## [Required work]
Extract every record, keeping each one exactly as it is.

## [Working data]
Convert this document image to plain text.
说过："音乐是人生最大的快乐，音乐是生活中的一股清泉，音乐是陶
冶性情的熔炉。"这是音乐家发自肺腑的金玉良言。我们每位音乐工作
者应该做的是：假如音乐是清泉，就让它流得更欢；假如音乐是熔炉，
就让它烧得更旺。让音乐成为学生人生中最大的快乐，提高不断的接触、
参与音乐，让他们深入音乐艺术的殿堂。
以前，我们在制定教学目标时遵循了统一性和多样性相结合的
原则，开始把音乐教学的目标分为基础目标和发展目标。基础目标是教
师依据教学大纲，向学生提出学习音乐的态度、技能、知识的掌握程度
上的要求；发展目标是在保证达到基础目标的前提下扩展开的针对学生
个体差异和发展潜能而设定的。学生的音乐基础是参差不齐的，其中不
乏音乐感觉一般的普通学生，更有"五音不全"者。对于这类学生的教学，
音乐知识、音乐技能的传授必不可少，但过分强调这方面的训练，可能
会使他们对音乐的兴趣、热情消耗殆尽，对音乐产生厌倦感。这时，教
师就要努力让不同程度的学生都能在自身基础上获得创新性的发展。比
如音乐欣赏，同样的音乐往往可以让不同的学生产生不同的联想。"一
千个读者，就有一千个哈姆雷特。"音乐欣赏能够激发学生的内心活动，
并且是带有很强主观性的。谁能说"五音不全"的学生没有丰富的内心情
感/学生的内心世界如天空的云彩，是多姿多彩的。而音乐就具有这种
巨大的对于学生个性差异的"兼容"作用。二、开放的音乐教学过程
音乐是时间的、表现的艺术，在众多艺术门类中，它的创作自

## [Right answer]
Convert this document image to plain text.
说过："音乐是人生最大的快乐，音乐是生活中的一股清泉，音乐是陶
冶性情的熔炉。"这是音乐家发自肺腑的金玉良言。我们每位音乐工作
者应该做的是：假如音乐是清泉，就让它流得更欢；假如音乐是熔炉，
就让它烧得更旺。让音乐成为学生人生中最大的快乐，提高不断的接触、
参与音乐，让他们深入音乐艺术的殿堂。
以前，我们在制定教学目标时遵循了统一性和多样性相结合的
原则，开始把音乐教学的目标分为基础目标和发展目标。基础目标是教
师依据教学大纲，向学生提出学习音乐的态度、技能、知识的掌握程度
上的要求；发展目标是在保证达到基础目标的前提下扩展开的针对学生
个体差异和发展潜能而设定的。学生的音乐基础是参差不齐的，其中不
乏音乐感觉一般的普通学生，更有"五音不全"者。对于这类学生的教学，
音乐知识、音乐技能的传授必不可少，但过分强调这方面的训练，可能
会使他们对音乐的兴趣、热情消耗殆尽，对音乐产生厌倦感。这时，教
师就要努力让不同程度的学生都能在自身基础上获得创新性的发展。比
如音乐欣赏，同样的音乐往往可以让不同的学生产生不同的联想。"一
千个读者，就有一千个哈姆雷特。"音乐欣赏能够激发学生的内心活动，
并且是带有很强主观性的。谁能说"五音不全"的学生没有丰富的内心情
感/学生的内心世界如天空的云彩，是多姿多彩的。而音乐就具有这种
巨大的对于学生个性差异的"兼容"作用。二、开放的音乐教学过程
音乐是时间的、表现的艺术，在众多艺术门类中，它的创作自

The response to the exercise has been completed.